Raw records:
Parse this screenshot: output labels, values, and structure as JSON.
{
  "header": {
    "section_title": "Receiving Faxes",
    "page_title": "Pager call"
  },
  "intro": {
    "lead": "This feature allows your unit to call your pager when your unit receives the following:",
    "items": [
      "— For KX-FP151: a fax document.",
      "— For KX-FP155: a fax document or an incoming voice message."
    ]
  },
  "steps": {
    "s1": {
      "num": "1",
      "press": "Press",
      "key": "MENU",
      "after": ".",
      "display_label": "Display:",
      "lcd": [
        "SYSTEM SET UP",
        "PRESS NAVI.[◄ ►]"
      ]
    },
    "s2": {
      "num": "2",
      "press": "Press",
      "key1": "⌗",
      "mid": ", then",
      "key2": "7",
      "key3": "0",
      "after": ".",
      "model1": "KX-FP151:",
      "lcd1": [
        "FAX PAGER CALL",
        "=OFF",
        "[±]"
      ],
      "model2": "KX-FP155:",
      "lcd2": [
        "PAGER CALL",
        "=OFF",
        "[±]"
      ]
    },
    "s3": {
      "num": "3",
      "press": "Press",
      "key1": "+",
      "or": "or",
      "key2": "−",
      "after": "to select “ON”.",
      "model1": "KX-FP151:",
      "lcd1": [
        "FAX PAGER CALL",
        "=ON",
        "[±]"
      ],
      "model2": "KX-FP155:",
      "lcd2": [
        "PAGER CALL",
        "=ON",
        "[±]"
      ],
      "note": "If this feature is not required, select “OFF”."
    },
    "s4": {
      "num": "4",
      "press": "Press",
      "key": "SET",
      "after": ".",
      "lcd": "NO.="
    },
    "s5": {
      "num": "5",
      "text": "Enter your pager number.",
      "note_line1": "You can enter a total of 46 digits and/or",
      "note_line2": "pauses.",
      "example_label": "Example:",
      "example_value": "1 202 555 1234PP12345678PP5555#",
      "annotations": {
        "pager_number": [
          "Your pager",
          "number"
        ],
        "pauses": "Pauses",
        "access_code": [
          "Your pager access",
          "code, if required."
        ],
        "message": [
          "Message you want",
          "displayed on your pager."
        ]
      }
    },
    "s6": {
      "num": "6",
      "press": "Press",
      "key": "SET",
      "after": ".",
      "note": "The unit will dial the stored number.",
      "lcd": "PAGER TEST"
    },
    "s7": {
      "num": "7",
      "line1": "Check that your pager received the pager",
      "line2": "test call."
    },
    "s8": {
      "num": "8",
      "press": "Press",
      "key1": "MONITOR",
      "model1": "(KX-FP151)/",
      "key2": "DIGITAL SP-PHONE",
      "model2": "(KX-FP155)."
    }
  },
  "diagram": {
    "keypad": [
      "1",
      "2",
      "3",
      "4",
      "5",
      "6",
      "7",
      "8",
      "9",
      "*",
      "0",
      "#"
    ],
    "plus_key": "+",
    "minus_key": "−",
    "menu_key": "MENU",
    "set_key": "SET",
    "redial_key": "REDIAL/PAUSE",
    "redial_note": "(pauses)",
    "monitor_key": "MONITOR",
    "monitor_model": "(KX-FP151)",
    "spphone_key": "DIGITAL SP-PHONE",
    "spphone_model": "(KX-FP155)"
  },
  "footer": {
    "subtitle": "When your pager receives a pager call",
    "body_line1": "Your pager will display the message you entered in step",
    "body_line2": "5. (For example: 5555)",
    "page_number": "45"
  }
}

Given exercise:
Print the material above once more, exactly.

Written answer:
Parse this screenshot: output labels, values, and structure as JSON.
{
  "header": {
    "section_title": "Receiving Faxes",
    "page_title": "Pager call"
  },
  "intro": {
    "lead": "This feature allows your unit to call your pager when your unit receives the following:",
    "items": [
      "— For KX-FP151: a fax document.",
      "— For KX-FP155: a fax document or an incoming voice message."
    ]
  },
  "steps": {
    "s1": {
      "num": "1",
      "press": "Press",
      "key": "MENU",
      "after": ".",
      "display_label": "Display:",
      "lcd": [
        "SYSTEM SET UP",
        "PRESS NAVI.[◄ ►]"
      ]
    },
    "s2": {
      "num": "2",
      "press": "Press",
      "key1": "⌗",
      "mid": ", then",
      "key2": "7",
      "key3": "0",
      "after": ".",
      "model1": "KX-FP151:",
      "lcd1": [
        "FAX PAGER CALL",
        "=OFF",
        "[±]"
      ],
      "model2": "KX-FP155:",
      "lcd2": [
        "PAGER CALL",
        "=OFF",
        "[±]"
      ]
    },
    "s3": {
      "num": "3",
      "press": "Press",
      "key1": "+",
      "or": "or",
      "key2": "−",
      "after": "to select “ON”.",
      "model1": "KX-FP151:",
      "lcd1": [
        "FAX PAGER CALL",
        "=ON",
        "[±]"
      ],
      "model2": "KX-FP155:",
      "lcd2": [
        "PAGER CALL",
        "=ON",
        "[±]"
      ],
      "note": "If this feature is not required, select “OFF”."
    },
    "s4": {
      "num": "4",
      "press": "Press",
      "key": "SET",
      "after": ".",
      "lcd": "NO.="
    },
    "s5": {
      "num": "5",
      "text": "Enter your pager number.",
      "note_line1": "You can enter a total of 46 digits and/or",
      "note_line2": "pauses.",
      "example_label": "Example:",
      "example_value": "1 202 555 1234PP12345678PP5555#",
      "annotations": {
        "pager_number": [
          "Your pager",
          "number"
        ],
        "pauses": "Pauses",
        "access_code": [
          "Your pager access",
          "code, if required."
        ],
        "message": [
          "Message you want",
          "displayed on your pager."
        ]
      }
    },
    "s6": {
      "num": "6",
      "press": "Press",
      "key": "SET",
      "after": ".",
      "note": "The unit will dial the stored number.",
      "lcd": "PAGER TEST"
    },
    "s7": {
      "num": "7",
      "line1": "Check that your pager received the pager",
      "line2": "test call."
    },
    "s8": {
      "num": "8",
      "press": "Press",
      "key1": "MONITOR",
      "model1": "(KX-FP151)/",
      "key2": "DIGITAL SP-PHONE",
      "model2": "(KX-FP155)."
    }
  },
  "diagram": {
    "keypad": [
      "1",
      "2",
      "3",
      "4",
      "5",
      "6",
      "7",
      "8",
      "9",
      "*",
      "0",
      "#"
    ],
    "plus_key": "+",
    "minus_key": "−",
    "menu_key": "MENU",
    "set_key": "SET",
    "redial_key": "REDIAL/PAUSE",
    "redial_note": "(pauses)",
    "monitor_key": "MONITOR",
    "monitor_model": "(KX-FP151)",
    "spphone_key": "DIGITAL SP-PHONE",
    "spphone_model": "(KX-FP155)"
  },
  "footer": {
    "subtitle": "When your pager receives a pager call",
    "body_line1": "Your pager will display the message you entered in step",
    "body_line2": "5. (For example: 5555)",
    "page_number": "45"
  }
}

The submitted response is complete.